Your task
Transcribe only the part of the listing below that begins at the line containing "Output a JSON" and runs to its final line, keeping both ends.
== == ==
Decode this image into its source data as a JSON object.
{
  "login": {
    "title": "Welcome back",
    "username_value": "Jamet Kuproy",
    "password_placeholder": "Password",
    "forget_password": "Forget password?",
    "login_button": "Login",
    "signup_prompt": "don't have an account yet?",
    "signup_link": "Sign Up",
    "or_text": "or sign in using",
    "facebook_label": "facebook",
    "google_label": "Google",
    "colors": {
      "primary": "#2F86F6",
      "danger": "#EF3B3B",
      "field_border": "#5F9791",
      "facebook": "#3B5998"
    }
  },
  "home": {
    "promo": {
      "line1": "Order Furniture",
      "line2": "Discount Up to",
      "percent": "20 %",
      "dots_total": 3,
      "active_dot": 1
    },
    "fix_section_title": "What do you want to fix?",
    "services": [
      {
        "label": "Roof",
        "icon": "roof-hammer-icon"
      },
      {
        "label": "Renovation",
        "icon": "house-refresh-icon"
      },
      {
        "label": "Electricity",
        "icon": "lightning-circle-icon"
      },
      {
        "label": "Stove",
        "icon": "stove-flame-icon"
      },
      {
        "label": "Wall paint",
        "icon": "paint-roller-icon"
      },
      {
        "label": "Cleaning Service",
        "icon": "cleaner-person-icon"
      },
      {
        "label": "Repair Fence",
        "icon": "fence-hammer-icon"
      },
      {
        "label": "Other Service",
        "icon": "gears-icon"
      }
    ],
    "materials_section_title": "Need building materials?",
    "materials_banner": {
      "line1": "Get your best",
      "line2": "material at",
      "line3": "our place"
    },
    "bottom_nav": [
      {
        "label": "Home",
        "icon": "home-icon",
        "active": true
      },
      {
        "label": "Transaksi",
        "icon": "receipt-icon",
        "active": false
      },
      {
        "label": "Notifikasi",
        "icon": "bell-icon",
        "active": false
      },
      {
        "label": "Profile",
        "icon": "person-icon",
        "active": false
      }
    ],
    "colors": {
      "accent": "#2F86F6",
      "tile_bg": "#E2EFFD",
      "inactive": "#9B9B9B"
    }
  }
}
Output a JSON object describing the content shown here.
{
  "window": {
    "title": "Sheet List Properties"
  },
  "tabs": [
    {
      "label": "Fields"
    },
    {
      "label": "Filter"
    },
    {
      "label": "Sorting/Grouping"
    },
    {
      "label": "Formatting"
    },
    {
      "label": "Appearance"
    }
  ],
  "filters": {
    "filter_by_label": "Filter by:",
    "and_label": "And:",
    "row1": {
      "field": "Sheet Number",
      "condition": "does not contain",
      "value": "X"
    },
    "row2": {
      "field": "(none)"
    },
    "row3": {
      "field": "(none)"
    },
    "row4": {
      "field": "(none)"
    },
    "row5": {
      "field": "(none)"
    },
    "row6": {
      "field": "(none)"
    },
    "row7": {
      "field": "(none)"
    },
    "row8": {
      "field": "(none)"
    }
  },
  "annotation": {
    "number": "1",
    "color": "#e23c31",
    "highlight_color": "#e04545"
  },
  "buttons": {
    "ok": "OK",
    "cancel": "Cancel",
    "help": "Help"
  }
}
== == ==
Solution to this problem
Output a JSON object describing the content shown here.
{
  "window": {
    "title": "Sheet List Properties"
  },
  "tabs": [
    {
      "label": "Fields"
    },
    {
      "label": "Filter"
    },
    {
      "label": "Sorting/Grouping"
    },
    {
      "label": "Formatting"
    },
    {
      "label": "Appearance"
    }
  ],
  "filters": {
    "filter_by_label": "Filter by:",
    "and_label": "And:",
    "row1": {
      "field": "Sheet Number",
      "condition": "does not contain",
      "value": "X"
    },
    "row2": {
      "field": "(none)"
    },
    "row3": {
      "field": "(none)"
    },
    "row4": {
      "field": "(none)"
    },
    "row5": {
      "field": "(none)"
    },
    "row6": {
      "field": "(none)"
    },
    "row7": {
      "field": "(none)"
    },
    "row8": {
      "field": "(none)"
    }
  },
  "annotation": {
    "number": "1",
    "color": "#e23c31",
    "highlight_color": "#e04545"
  },
  "buttons": {
    "ok": "OK",
    "cancel": "Cancel",
    "help": "Help"
  }
}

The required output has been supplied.